* PROBLEM STATEMENT
Copy all of the material word for word, except for the pictures.

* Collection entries
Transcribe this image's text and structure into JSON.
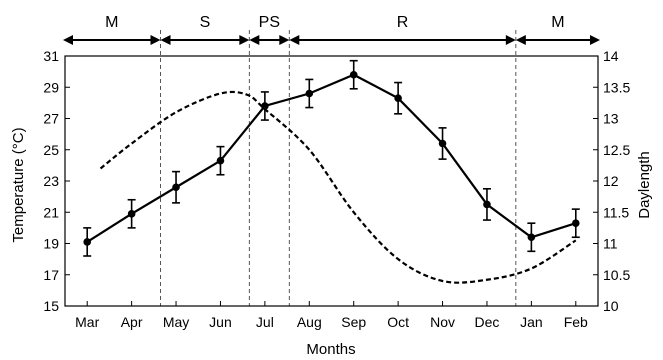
{
  "chart_data": {
    "type": "line",
    "title": "",
    "xlabel": "Months",
    "ylabel": "Temperature (°C)",
    "y2label": "Daylength",
    "categories": [
      "Mar",
      "Apr",
      "May",
      "Jun",
      "Jul",
      "Aug",
      "Sep",
      "Oct",
      "Nov",
      "Dec",
      "Jan",
      "Feb"
    ],
    "ylim": [
      15,
      31
    ],
    "yticks": [
      15,
      17,
      19,
      21,
      23,
      25,
      27,
      29,
      31
    ],
    "y2lim": [
      10,
      14
    ],
    "y2ticks": [
      "10",
      "10.5",
      "11",
      "11.5",
      "12",
      "12.5",
      "13",
      "13.5",
      "14"
    ],
    "grid": false,
    "series": [
      {
        "axis": "left",
        "style": "solid-with-markers-and-error-bars",
        "color": "#000000",
        "values": [
          19.1,
          20.9,
          22.6,
          24.3,
          27.8,
          28.6,
          29.8,
          28.3,
          25.4,
          21.5,
          19.4,
          20.3
        ],
        "errors": [
          0.9,
          0.9,
          1.0,
          0.9,
          0.9,
          0.9,
          0.9,
          1.0,
          1.0,
          1.0,
          0.9,
          0.9
        ]
      },
      {
        "axis": "right",
        "style": "dashed",
        "color": "#000000",
        "x": [
          0.3,
          1.0,
          2.0,
          3.0,
          3.6,
          4.0,
          5.0,
          6.0,
          7.0,
          8.0,
          9.0,
          10.0,
          11.0
        ],
        "values": [
          12.2,
          12.6,
          13.1,
          13.4,
          13.38,
          13.15,
          12.5,
          11.5,
          10.75,
          10.4,
          10.42,
          10.6,
          11.05
        ]
      }
    ],
    "phases": [
      {
        "label": "M",
        "from": -0.65,
        "to": 1.65
      },
      {
        "label": "S",
        "from": 1.65,
        "to": 3.65
      },
      {
        "label": "PS",
        "from": 3.65,
        "to": 4.55
      },
      {
        "label": "R",
        "from": 4.55,
        "to": 9.65
      },
      {
        "label": "M",
        "from": 9.65,
        "to": 11.65
      }
    ]
  }
}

* ANSWER TO THE EXERCISE
Transcribe this image's text and structure into JSON.
{
  "chart_data": {
    "type": "line",
    "title": "",
    "xlabel": "Months",
    "ylabel": "Temperature (°C)",
    "y2label": "Daylength",
    "categories": [
      "Mar",
      "Apr",
      "May",
      "Jun",
      "Jul",
      "Aug",
      "Sep",
      "Oct",
      "Nov",
      "Dec",
      "Jan",
      "Feb"
    ],
    "ylim": [
      15,
      31
    ],
    "yticks": [
      15,
      17,
      19,
      21,
      23,
      25,
      27,
      29,
      31
    ],
    "y2lim": [
      10,
      14
    ],
    "y2ticks": [
      "10",
      "10.5",
      "11",
      "11.5",
      "12",
      "12.5",
      "13",
      "13.5",
      "14"
    ],
    "grid": false,
    "series": [
      {
        "axis": "left",
        "style": "solid-with-markers-and-error-bars",
        "color": "#000000",
        "values": [
          19.1,
          20.9,
          22.6,
          24.3,
          27.8,
          28.6,
          29.8,
          28.3,
          25.4,
          21.5,
          19.4,
          20.3
        ],
        "errors": [
          0.9,
          0.9,
          1.0,
          0.9,
          0.9,
          0.9,
          0.9,
          1.0,
          1.0,
          1.0,
          0.9,
          0.9
        ]
      },
      {
        "axis": "right",
        "style": "dashed",
        "color": "#000000",
        "x": [
          0.3,
          1.0,
          2.0,
          3.0,
          3.6,
          4.0,
          5.0,
          6.0,
          7.0,
          8.0,
          9.0,
          10.0,
          11.0
        ],
        "values": [
          12.2,
          12.6,
          13.1,
          13.4,
          13.38,
          13.15,
          12.5,
          11.5,
          10.75,
          10.4,
          10.42,
          10.6,
          11.05
        ]
      }
    ],
    "phases": [
      {
        "label": "M",
        "from": -0.65,
        "to": 1.65
      },
      {
        "label": "S",
        "from": 1.65,
        "to": 3.65
      },
      {
        "label": "PS",
        "from": 3.65,
        "to": 4.55
      },
      {
        "label": "R",
        "from": 4.55,
        "to": 9.65
      },
      {
        "label": "M",
        "from": 9.65,
        "to": 11.65
      }
    ]
  }
}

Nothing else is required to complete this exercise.